• **TEXT BLOCK**
-*-
Introduction

• ‘Zombie fires’ are becoming more frequent in the Arctic region.
• A ‘zombie fire’ is a fire left from a previous growing season.
• Because Arctic soils are often densely packed with flammable organic matter, such as peat, above ground fires that burn themselves out can leave the ground smoldering.
• When winter comes, snow can actually insulate the smoking mat from the cold air above as it consumes peat and pockets of flammable methane gas.
• These conditions can sometimes allow a zombie fire to keep burning until temperatures warm and the snow melts away.
• When the weather warms further, the fire can reignite.

Recent Findings

• Fires in the Arctic are spreading to areas which were formerly fire-resistant.
• The tundra — north of the Arctic Circle — is drying up and vegetation there like moss, grass, dwarf shrubs, etc are starting to catch fire.
• In 2019 and 2020, burning occurred well above the Arctic Circle, a region not normally known to support large wildfires.
• Nearly all of this year’s fires inside the Arctic Circle occurred on continuous permafrost, with over half of these burning on ancient carbon-rich peat soils.
• As per the World Meteorological Organization (WMO), June 2019 was Earth’s warmest June on record. Due to large part to this heat surge, wildfires are now running rampant in Siberia, Greenland, Alaska and Canada, producing plumes of smoke visible from space.

 

Why is the Arctic warming up so fast?

• The Arctic’s extreme warming, known as Arctic amplification or polar amplification, is due to three factors:

 Albedo

• One, the region’s reflectivity, or albedo—how much light it bounces back into space—is changing as the world warms?
• Since ice is white, it reflects the sun’s energy.
• Sea ice is melting rapidly in the Arctic, the darker ocean surface is absorbing more of the sun's heat due to the removal of white surface.
-*-
• **ENTRIES SHOWN**
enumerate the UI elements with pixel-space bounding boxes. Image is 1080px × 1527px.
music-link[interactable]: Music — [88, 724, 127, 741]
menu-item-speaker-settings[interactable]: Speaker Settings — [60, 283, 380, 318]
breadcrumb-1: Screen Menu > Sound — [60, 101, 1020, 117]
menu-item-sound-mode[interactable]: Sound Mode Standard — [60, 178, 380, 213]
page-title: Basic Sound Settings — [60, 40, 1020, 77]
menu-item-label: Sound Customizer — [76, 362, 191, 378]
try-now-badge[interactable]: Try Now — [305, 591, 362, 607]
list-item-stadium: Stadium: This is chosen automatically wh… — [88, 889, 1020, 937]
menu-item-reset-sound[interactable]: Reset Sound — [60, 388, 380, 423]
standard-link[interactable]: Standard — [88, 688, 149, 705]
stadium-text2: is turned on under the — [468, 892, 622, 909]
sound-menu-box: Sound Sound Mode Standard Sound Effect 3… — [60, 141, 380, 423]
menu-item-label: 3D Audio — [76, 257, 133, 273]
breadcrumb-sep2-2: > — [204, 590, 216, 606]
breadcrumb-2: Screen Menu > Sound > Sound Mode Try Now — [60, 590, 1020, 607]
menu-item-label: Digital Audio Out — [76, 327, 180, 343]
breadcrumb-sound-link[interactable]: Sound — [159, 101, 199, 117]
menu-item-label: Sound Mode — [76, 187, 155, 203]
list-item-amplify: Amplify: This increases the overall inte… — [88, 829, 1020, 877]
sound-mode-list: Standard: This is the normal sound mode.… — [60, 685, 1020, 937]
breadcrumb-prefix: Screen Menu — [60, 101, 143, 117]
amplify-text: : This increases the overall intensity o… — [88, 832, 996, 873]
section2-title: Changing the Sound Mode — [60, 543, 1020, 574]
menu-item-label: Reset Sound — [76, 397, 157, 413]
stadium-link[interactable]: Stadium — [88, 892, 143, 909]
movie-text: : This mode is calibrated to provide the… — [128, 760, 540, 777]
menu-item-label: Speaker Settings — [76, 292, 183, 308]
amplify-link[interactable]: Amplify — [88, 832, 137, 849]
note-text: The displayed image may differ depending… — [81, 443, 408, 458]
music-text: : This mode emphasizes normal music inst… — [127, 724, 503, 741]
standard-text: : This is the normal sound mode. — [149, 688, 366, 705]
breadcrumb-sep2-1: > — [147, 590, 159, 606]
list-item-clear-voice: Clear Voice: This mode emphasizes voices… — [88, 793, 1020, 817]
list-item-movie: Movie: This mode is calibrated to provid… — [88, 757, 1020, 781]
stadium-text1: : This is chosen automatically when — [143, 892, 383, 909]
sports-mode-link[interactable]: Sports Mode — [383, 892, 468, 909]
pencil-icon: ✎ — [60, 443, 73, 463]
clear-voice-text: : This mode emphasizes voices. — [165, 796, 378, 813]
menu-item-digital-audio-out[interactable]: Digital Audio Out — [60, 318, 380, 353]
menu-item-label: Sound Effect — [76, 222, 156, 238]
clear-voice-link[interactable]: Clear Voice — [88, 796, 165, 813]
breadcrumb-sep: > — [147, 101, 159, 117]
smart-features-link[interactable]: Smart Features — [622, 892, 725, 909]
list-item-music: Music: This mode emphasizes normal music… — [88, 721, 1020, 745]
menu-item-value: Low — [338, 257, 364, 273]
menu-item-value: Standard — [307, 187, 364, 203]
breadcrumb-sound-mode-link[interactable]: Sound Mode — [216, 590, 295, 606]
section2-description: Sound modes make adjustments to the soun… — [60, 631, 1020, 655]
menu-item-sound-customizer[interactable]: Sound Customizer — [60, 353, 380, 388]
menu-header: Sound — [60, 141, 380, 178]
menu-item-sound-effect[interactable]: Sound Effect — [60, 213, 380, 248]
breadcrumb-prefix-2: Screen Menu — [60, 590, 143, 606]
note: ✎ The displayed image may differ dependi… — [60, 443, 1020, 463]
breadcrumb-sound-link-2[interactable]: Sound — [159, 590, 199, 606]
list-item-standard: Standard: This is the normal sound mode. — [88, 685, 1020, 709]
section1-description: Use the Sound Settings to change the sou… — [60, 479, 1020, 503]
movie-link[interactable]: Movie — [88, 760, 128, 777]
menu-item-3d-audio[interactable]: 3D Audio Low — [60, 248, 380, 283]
-*-
• **PROMPT 1**
Answer these from the text on Arctic zombie fires, one line each:
(a) What does the text say a zombie fire is?
(b) Which kinds of tundra vegetation does it name as starting to catch fire?
(c) What two names does it give for the Arctic's extreme warming?
• **PROMPT 2**
List every place that the text on Arctic zombie fires names as having wildfires running rampant.
• **PROMPT 3**
According to the text on Arctic zombie fires, how can winter snow help a zombie fire keep burning? Explain in one to three sentences.

• **TASK RESPONSE 1**
(a) A fire left from a previous growing season.
(b) Moss, grass and dwarf shrubs.
(c) Arctic amplification and polar amplification.

• **TASK RESPONSE 2**
Siberia, Greenland, Alaska, Canada

• **TASK RESPONSE 3**
The snow can insulate the smoking mat of ground from the cold air above while it consumes peat and pockets of flammable methane gas. This can let the fire keep burning until temperatures warm and the snow melts.